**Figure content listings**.
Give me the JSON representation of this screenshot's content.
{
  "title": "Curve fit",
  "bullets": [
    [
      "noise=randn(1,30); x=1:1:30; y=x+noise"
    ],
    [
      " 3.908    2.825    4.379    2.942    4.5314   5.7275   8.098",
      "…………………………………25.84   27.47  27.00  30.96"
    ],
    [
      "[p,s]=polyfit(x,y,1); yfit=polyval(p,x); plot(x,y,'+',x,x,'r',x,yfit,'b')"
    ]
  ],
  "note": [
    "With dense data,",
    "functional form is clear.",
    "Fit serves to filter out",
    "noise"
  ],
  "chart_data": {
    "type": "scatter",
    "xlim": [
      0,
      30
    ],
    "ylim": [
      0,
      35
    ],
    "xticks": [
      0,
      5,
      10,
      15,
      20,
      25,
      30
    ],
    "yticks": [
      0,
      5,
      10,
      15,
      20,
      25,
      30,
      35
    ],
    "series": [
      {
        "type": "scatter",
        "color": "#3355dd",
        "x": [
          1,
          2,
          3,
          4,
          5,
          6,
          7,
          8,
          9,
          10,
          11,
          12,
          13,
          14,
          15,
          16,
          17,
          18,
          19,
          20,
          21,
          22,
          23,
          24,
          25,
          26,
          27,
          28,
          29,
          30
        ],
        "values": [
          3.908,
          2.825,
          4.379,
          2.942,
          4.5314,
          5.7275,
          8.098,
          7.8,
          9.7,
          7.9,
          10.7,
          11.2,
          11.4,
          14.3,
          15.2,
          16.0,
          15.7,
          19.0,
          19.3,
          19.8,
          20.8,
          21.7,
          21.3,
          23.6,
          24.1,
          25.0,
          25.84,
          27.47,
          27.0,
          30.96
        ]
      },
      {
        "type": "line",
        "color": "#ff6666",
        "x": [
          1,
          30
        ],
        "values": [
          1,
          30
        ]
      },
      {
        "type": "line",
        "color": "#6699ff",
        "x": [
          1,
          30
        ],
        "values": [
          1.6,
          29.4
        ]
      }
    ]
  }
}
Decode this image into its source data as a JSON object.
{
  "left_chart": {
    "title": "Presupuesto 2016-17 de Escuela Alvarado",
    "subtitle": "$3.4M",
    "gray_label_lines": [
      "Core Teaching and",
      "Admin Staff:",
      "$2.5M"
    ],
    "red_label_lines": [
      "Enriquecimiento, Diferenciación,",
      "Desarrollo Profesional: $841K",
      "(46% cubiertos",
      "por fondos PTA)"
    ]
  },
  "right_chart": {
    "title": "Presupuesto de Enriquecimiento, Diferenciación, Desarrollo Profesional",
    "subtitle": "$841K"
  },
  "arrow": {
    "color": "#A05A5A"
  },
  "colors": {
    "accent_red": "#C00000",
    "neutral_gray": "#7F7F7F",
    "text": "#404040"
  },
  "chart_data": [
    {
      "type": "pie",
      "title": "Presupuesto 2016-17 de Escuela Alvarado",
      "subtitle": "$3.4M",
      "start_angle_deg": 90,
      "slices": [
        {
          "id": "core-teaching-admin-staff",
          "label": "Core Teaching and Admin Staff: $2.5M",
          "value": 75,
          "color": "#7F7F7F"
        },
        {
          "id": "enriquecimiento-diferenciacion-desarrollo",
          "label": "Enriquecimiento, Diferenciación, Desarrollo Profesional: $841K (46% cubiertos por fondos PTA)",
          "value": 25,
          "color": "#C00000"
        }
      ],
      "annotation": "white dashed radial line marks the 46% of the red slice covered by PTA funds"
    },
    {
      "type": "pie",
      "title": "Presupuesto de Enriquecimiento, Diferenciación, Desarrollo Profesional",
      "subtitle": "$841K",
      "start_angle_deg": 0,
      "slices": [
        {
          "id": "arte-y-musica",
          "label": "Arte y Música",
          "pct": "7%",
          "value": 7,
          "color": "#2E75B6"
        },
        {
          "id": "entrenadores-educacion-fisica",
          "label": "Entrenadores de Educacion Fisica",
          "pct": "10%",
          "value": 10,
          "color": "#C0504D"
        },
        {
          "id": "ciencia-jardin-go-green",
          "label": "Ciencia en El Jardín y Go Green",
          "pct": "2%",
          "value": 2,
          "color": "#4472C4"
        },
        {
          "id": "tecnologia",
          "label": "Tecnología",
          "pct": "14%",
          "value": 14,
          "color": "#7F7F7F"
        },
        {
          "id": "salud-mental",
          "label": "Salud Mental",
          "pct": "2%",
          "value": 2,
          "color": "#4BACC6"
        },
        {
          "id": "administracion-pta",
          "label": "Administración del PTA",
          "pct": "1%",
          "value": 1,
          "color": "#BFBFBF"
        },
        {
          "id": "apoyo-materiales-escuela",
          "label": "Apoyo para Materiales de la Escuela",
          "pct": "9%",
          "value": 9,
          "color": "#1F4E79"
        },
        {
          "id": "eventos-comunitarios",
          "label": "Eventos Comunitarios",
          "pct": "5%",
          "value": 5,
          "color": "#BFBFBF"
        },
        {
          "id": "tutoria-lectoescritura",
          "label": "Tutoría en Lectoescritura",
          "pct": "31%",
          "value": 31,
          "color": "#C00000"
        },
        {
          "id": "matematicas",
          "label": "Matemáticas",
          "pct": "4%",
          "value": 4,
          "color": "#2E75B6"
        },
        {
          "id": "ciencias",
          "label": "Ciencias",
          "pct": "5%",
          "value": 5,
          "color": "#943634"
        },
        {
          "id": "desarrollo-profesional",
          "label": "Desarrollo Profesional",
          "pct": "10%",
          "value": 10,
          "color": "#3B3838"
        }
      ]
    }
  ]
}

**AIM**.
Reproduce the entries above in full by retyping them exactly.

**SOLUTION FOR THIS EXERCISE**.
Give me the JSON representation of this screenshot's content.
{
  "title": "Curve fit",
  "bullets": [
    [
      "noise=randn(1,30); x=1:1:30; y=x+noise"
    ],
    [
      " 3.908    2.825    4.379    2.942    4.5314   5.7275   8.098",
      "…………………………………25.84   27.47  27.00  30.96"
    ],
    [
      "[p,s]=polyfit(x,y,1); yfit=polyval(p,x); plot(x,y,'+',x,x,'r',x,yfit,'b')"
    ]
  ],
  "note": [
    "With dense data,",
    "functional form is clear.",
    "Fit serves to filter out",
    "noise"
  ],
  "chart_data": {
    "type": "scatter",
    "xlim": [
      0,
      30
    ],
    "ylim": [
      0,
      35
    ],
    "xticks": [
      0,
      5,
      10,
      15,
      20,
      25,
      30
    ],
    "yticks": [
      0,
      5,
      10,
      15,
      20,
      25,
      30,
      35
    ],
    "series": [
      {
        "type": "scatter",
        "color": "#3355dd",
        "x": [
          1,
          2,
          3,
          4,
          5,
          6,
          7,
          8,
          9,
          10,
          11,
          12,
          13,
          14,
          15,
          16,
          17,
          18,
          19,
          20,
          21,
          22,
          23,
          24,
          25,
          26,
          27,
          28,
          29,
          30
        ],
        "values": [
          3.908,
          2.825,
          4.379,
          2.942,
          4.5314,
          5.7275,
          8.098,
          7.8,
          9.7,
          7.9,
          10.7,
          11.2,
          11.4,
          14.3,
          15.2,
          16.0,
          15.7,
          19.0,
          19.3,
          19.8,
          20.8,
          21.7,
          21.3,
          23.6,
          24.1,
          25.0,
          25.84,
          27.47,
          27.0,
          30.96
        ]
      },
      {
        "type": "line",
        "color": "#ff6666",
        "x": [
          1,
          30
        ],
        "values": [
          1,
          30
        ]
      },
      {
        "type": "line",
        "color": "#6699ff",
        "x": [
          1,
          30
        ],
        "values": [
          1.6,
          29.4
        ]
      }
    ]
  }
}
Decode this image into its source data as a JSON object.
{
  "left_chart": {
    "title": "Presupuesto 2016-17 de Escuela Alvarado",
    "subtitle": "$3.4M",
    "gray_label_lines": [
      "Core Teaching and",
      "Admin Staff:",
      "$2.5M"
    ],
    "red_label_lines": [
      "Enriquecimiento, Diferenciación,",
      "Desarrollo Profesional: $841K",
      "(46% cubiertos",
      "por fondos PTA)"
    ]
  },
  "right_chart": {
    "title": "Presupuesto de Enriquecimiento, Diferenciación, Desarrollo Profesional",
    "subtitle": "$841K"
  },
  "arrow": {
    "color": "#A05A5A"
  },
  "colors": {
    "accent_red": "#C00000",
    "neutral_gray": "#7F7F7F",
    "text": "#404040"
  },
  "chart_data": [
    {
      "type": "pie",
      "title": "Presupuesto 2016-17 de Escuela Alvarado",
      "subtitle": "$3.4M",
      "start_angle_deg": 90,
      "slices": [
        {
          "id": "core-teaching-admin-staff",
          "label": "Core Teaching and Admin Staff: $2.5M",
          "value": 75,
          "color": "#7F7F7F"
        },
        {
          "id": "enriquecimiento-diferenciacion-desarrollo",
          "label": "Enriquecimiento, Diferenciación, Desarrollo Profesional: $841K (46% cubiertos por fondos PTA)",
          "value": 25,
          "color": "#C00000"
        }
      ],
      "annotation": "white dashed radial line marks the 46% of the red slice covered by PTA funds"
    },
    {
      "type": "pie",
      "title": "Presupuesto de Enriquecimiento, Diferenciación, Desarrollo Profesional",
      "subtitle": "$841K",
      "start_angle_deg": 0,
      "slices": [
        {
          "id": "arte-y-musica",
          "label": "Arte y Música",
          "pct": "7%",
          "value": 7,
          "color": "#2E75B6"
        },
        {
          "id": "entrenadores-educacion-fisica",
          "label": "Entrenadores de Educacion Fisica",
          "pct": "10%",
          "value": 10,
          "color": "#C0504D"
        },
        {
          "id": "ciencia-jardin-go-green",
          "label": "Ciencia en El Jardín y Go Green",
          "pct": "2%",
          "value": 2,
          "color": "#4472C4"
        },
        {
          "id": "tecnologia",
          "label": "Tecnología",
          "pct": "14%",
          "value": 14,
          "color": "#7F7F7F"
        },
        {
          "id": "salud-mental",
          "label": "Salud Mental",
          "pct": "2%",
          "value": 2,
          "color": "#4BACC6"
        },
        {
          "id": "administracion-pta",
          "label": "Administración del PTA",
          "pct": "1%",
          "value": 1,
          "color": "#BFBFBF"
        },
        {
          "id": "apoyo-materiales-escuela",
          "label": "Apoyo para Materiales de la Escuela",
          "pct": "9%",
          "value": 9,
          "color": "#1F4E79"
        },
        {
          "id": "eventos-comunitarios",
          "label": "Eventos Comunitarios",
          "pct": "5%",
          "value": 5,
          "color": "#BFBFBF"
        },
        {
          "id": "tutoria-lectoescritura",
          "label": "Tutoría en Lectoescritura",
          "pct": "31%",
          "value": 31,
          "color": "#C00000"
        },
        {
          "id": "matematicas",
          "label": "Matemáticas",
          "pct": "4%",
          "value": 4,
          "color": "#2E75B6"
        },
        {
          "id": "ciencias",
          "label": "Ciencias",
          "pct": "5%",
          "value": 5,
          "color": "#943634"
        },
        {
          "id": "desarrollo-profesional",
          "label": "Desarrollo Profesional",
          "pct": "10%",
          "value": 10,
          "color": "#3B3838"
        }
      ]
    }
  ]
}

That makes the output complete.